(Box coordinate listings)
┏━━
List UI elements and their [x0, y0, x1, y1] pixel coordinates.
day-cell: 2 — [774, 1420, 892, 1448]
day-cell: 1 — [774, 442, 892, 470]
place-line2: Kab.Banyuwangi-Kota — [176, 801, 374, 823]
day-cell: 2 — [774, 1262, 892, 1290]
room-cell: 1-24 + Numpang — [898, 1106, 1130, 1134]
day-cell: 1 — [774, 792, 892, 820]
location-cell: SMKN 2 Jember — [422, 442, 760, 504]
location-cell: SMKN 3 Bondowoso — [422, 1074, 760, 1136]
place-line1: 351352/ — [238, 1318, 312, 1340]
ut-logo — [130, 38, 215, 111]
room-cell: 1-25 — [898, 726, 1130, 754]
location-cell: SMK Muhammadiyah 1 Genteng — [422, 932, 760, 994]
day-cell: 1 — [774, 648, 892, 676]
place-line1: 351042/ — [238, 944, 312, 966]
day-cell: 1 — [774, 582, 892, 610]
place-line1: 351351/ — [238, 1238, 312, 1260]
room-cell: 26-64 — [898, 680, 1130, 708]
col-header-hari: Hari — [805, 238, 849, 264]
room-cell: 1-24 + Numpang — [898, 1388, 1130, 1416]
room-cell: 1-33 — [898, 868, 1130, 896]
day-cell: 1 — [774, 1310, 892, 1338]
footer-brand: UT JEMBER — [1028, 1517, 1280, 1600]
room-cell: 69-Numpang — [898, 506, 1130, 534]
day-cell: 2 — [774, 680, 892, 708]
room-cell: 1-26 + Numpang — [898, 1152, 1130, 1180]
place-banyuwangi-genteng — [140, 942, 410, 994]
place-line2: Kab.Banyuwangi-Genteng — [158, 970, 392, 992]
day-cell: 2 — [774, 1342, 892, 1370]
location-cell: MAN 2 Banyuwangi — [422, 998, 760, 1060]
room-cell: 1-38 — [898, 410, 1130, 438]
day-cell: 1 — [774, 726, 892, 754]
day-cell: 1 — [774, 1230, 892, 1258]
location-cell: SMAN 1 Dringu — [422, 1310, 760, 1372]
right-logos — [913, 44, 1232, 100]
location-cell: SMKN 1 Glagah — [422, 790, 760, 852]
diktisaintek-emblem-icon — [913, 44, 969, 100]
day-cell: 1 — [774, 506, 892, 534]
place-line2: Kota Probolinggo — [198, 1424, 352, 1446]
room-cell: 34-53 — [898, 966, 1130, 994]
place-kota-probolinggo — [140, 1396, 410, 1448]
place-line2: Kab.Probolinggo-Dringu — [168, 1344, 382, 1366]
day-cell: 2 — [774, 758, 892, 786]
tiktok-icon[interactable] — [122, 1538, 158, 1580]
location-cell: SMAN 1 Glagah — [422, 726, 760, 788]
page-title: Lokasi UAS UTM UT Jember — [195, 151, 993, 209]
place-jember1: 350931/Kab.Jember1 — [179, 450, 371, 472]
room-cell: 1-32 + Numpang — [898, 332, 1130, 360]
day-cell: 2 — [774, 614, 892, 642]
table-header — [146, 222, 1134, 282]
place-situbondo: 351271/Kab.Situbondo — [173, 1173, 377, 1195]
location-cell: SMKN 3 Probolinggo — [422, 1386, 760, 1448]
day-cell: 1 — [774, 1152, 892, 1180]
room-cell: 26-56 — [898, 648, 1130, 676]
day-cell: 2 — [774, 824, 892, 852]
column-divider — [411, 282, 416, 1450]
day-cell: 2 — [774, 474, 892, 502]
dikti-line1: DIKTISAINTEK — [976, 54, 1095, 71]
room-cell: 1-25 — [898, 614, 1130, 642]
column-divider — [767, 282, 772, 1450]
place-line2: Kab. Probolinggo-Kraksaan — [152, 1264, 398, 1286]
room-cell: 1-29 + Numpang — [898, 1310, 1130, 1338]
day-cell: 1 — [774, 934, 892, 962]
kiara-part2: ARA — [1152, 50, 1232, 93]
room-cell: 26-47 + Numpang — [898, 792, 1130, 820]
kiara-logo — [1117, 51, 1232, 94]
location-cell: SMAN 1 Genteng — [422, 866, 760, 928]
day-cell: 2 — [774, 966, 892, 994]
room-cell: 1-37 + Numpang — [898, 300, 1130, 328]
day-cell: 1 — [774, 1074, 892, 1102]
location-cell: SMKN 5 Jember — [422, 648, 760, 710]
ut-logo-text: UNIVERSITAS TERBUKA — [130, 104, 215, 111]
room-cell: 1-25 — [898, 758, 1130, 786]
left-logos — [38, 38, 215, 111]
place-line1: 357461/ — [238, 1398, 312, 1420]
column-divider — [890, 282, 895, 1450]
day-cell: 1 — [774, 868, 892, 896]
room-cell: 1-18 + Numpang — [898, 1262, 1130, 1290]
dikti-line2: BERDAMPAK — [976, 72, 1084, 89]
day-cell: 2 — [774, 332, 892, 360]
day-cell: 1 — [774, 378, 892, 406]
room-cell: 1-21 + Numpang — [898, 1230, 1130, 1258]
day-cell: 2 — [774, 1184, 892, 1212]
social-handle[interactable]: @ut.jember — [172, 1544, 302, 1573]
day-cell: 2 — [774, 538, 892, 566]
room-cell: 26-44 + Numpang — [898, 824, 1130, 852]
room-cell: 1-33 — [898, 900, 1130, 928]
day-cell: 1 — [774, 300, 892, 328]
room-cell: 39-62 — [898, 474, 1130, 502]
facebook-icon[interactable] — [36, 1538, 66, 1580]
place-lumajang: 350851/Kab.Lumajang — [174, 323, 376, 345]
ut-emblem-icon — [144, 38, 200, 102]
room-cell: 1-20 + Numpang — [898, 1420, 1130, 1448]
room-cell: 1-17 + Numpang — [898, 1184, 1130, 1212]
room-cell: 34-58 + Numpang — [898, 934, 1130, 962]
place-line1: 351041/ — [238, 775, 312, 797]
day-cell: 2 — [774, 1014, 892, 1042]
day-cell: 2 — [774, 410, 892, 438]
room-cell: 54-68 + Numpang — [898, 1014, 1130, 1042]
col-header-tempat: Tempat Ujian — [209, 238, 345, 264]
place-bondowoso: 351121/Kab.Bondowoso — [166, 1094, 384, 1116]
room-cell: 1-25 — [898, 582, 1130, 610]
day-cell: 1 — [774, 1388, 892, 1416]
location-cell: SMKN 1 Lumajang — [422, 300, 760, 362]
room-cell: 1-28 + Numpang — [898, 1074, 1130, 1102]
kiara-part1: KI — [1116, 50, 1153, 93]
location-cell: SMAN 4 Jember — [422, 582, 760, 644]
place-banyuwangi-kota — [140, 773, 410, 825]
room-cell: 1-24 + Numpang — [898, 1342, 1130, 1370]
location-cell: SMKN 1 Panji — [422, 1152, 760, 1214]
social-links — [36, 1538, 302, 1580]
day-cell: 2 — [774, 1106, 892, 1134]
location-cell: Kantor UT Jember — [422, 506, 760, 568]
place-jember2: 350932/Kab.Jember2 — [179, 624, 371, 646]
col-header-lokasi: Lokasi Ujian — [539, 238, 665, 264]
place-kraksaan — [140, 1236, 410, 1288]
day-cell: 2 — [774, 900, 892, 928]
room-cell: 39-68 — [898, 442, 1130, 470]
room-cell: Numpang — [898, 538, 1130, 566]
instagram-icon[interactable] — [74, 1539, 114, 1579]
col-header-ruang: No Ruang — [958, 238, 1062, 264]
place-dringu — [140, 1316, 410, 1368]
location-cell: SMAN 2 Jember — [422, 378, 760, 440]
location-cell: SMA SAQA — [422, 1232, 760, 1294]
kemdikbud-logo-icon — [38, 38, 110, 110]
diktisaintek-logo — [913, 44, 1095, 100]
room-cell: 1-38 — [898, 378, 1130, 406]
┗━━
:: The problem ::
Please retype the records without changes, starting at their first line and ending after the line that contains "place-line1: 351352/ — [238, 1318, 312, 1340]".

:: Solution below ::
List UI elements and their [x0, y0, x1, y1] pixel coordinates.
day-cell: 2 — [774, 1420, 892, 1448]
day-cell: 1 — [774, 442, 892, 470]
place-line2: Kab.Banyuwangi-Kota — [176, 801, 374, 823]
day-cell: 2 — [774, 1262, 892, 1290]
room-cell: 1-24 + Numpang — [898, 1106, 1130, 1134]
day-cell: 1 — [774, 792, 892, 820]
location-cell: SMKN 2 Jember — [422, 442, 760, 504]
location-cell: SMKN 3 Bondowoso — [422, 1074, 760, 1136]
place-line1: 351352/ — [238, 1318, 312, 1340]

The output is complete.